The problem: Pull every line containing the word "是硬配体" from the records.

Start of Recorded information

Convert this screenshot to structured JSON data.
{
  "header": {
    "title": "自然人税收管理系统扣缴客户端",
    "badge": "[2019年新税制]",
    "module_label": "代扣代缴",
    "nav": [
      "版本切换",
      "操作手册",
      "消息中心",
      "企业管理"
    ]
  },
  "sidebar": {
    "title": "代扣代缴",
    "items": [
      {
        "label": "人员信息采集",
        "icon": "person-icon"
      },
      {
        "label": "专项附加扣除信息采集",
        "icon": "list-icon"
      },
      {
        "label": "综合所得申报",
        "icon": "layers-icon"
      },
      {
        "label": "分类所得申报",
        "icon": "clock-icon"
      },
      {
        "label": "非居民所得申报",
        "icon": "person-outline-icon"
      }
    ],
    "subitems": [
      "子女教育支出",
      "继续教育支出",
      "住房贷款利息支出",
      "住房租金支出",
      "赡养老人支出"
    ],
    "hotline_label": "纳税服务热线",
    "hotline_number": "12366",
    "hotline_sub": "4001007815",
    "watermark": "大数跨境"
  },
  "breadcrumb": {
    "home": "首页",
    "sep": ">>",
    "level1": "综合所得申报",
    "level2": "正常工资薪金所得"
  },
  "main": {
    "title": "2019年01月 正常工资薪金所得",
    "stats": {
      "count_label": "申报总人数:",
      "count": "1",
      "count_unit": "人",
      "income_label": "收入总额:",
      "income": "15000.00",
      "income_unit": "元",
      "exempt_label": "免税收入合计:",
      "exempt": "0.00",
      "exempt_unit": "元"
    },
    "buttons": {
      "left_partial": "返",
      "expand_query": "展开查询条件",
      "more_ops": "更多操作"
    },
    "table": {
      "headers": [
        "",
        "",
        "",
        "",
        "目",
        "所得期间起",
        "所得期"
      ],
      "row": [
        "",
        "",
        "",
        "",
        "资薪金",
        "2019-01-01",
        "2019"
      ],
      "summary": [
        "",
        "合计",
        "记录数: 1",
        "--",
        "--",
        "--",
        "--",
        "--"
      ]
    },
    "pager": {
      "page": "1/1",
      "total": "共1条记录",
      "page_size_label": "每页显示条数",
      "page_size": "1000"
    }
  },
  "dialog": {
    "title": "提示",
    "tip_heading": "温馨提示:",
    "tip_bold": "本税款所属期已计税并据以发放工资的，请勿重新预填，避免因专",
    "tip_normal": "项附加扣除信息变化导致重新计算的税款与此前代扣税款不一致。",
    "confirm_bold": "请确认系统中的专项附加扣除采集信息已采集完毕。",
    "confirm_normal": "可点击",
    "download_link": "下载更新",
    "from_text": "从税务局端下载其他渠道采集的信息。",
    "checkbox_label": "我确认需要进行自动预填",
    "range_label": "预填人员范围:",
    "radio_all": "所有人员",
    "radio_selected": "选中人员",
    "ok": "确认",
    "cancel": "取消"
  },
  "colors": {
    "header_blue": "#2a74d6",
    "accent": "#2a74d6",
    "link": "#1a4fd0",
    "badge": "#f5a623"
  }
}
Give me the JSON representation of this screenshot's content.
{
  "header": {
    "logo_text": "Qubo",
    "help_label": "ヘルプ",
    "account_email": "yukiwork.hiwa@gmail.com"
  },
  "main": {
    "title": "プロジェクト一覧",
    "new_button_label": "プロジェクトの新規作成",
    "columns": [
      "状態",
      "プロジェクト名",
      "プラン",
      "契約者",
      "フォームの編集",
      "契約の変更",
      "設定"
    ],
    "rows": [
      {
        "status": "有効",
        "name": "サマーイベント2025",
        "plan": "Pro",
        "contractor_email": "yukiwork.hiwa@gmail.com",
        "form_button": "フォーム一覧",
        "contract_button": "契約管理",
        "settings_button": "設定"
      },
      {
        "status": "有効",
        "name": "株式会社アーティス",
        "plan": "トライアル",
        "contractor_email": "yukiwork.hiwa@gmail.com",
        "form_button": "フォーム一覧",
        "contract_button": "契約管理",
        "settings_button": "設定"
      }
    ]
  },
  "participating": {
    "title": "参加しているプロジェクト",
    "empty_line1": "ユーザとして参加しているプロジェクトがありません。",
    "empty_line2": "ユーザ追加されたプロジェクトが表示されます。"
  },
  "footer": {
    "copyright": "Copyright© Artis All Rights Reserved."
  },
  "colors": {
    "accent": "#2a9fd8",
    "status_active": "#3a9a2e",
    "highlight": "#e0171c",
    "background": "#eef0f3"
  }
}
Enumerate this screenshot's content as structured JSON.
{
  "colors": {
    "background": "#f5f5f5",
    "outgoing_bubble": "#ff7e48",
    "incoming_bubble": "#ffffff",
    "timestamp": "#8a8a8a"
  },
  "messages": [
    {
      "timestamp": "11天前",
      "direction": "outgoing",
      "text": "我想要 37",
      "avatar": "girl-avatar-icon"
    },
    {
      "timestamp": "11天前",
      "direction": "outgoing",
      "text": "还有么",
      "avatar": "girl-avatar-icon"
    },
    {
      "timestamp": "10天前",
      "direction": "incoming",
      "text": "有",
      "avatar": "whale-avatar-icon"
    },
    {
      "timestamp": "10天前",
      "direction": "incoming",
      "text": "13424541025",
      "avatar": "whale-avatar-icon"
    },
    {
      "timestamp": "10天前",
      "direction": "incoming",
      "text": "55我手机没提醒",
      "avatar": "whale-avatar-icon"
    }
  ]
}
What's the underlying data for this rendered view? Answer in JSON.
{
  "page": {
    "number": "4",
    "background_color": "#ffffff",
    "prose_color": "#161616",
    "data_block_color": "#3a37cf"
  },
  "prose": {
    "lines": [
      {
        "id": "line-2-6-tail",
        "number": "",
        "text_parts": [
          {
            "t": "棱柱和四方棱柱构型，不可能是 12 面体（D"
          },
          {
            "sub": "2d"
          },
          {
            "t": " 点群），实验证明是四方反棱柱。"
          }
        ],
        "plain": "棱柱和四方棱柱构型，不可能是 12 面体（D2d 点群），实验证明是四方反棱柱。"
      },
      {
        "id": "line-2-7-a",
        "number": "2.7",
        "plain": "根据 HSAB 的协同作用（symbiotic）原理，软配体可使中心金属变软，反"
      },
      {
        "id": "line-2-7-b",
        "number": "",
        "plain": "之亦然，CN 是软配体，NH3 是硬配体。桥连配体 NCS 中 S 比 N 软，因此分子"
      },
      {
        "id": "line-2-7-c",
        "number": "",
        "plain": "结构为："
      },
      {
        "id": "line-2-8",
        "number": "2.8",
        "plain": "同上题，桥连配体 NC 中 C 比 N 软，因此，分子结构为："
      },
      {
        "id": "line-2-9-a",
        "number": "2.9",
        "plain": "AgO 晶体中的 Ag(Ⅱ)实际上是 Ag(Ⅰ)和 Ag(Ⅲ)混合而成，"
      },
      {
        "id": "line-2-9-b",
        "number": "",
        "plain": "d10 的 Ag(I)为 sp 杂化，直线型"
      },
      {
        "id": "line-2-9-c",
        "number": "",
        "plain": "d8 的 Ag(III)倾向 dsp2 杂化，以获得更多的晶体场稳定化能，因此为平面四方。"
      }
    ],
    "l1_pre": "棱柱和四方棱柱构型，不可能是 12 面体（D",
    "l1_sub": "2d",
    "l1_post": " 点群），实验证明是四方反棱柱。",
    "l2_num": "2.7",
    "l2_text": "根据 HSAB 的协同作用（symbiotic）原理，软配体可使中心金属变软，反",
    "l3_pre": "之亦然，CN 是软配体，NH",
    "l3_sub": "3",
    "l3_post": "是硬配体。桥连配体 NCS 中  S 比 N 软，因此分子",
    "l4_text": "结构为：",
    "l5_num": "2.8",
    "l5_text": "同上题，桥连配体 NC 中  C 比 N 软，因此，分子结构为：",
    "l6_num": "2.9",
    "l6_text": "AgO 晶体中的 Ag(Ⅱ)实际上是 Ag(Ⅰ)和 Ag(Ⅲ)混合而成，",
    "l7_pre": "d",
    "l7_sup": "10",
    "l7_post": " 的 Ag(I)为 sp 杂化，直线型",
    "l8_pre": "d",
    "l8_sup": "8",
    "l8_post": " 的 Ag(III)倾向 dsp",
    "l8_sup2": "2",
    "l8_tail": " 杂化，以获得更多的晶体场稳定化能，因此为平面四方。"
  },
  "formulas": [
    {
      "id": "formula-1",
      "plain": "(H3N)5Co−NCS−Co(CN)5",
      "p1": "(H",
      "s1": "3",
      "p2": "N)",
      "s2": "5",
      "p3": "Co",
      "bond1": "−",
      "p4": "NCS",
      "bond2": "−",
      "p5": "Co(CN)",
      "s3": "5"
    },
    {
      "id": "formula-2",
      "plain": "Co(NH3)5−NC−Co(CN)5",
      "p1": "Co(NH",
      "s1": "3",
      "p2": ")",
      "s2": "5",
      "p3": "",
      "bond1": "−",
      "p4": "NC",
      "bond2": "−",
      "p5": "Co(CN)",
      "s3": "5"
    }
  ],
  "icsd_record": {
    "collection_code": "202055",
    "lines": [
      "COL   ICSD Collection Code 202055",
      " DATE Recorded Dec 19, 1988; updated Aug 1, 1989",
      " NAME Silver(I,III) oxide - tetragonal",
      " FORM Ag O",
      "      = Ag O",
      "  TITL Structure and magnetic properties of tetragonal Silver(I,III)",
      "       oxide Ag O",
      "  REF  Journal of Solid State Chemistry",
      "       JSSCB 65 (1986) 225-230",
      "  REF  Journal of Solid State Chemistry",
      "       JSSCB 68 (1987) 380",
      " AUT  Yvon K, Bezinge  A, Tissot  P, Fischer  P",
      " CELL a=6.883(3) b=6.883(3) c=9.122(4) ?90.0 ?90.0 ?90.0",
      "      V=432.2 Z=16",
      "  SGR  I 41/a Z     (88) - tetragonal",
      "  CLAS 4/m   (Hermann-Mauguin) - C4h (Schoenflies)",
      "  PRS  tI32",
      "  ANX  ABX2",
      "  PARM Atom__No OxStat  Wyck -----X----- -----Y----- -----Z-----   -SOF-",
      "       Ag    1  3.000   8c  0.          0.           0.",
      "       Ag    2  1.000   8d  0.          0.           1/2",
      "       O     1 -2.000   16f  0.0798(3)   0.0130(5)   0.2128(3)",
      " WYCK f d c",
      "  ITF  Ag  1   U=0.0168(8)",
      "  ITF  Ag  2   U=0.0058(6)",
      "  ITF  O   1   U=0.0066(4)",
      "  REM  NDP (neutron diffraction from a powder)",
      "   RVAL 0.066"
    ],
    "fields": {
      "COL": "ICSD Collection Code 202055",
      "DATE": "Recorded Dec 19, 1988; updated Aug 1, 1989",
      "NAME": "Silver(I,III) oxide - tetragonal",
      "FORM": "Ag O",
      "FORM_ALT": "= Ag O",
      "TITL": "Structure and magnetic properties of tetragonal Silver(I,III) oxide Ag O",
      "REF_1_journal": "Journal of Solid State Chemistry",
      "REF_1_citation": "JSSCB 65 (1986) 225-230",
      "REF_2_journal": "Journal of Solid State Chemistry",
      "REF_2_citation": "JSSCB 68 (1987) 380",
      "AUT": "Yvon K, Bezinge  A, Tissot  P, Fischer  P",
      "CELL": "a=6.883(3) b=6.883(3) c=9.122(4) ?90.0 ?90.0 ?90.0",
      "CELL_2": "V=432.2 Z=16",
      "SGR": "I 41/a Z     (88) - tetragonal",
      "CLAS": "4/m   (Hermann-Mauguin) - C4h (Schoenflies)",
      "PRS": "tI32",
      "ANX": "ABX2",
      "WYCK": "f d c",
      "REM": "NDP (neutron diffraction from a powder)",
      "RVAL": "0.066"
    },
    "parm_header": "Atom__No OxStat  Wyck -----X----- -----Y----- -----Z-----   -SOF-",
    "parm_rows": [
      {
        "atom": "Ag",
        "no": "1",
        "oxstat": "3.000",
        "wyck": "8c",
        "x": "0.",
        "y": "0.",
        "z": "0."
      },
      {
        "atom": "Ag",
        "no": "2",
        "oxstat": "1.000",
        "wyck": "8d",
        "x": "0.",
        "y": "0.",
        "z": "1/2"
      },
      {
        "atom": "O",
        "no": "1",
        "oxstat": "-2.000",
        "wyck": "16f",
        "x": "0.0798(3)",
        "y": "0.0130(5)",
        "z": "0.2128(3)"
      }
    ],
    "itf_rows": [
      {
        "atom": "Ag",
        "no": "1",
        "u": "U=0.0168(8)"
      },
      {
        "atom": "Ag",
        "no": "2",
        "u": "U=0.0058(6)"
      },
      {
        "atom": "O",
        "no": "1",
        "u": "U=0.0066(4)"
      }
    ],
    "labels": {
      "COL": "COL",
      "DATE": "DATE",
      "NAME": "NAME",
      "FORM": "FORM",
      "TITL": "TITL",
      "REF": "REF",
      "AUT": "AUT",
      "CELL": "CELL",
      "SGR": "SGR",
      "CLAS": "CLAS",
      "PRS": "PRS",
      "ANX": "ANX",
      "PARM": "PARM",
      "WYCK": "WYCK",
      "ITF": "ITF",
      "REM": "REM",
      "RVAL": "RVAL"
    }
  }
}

End of Recorded information

Right answer:
        "plain": "之亦然，CN 是软配体，NH3 是硬配体。桥连配体 NCS 中 S 比 N 软，因此分子"
    "l3_post": "是硬配体。桥连配体 NCS 中  S 比 N 软，因此分子",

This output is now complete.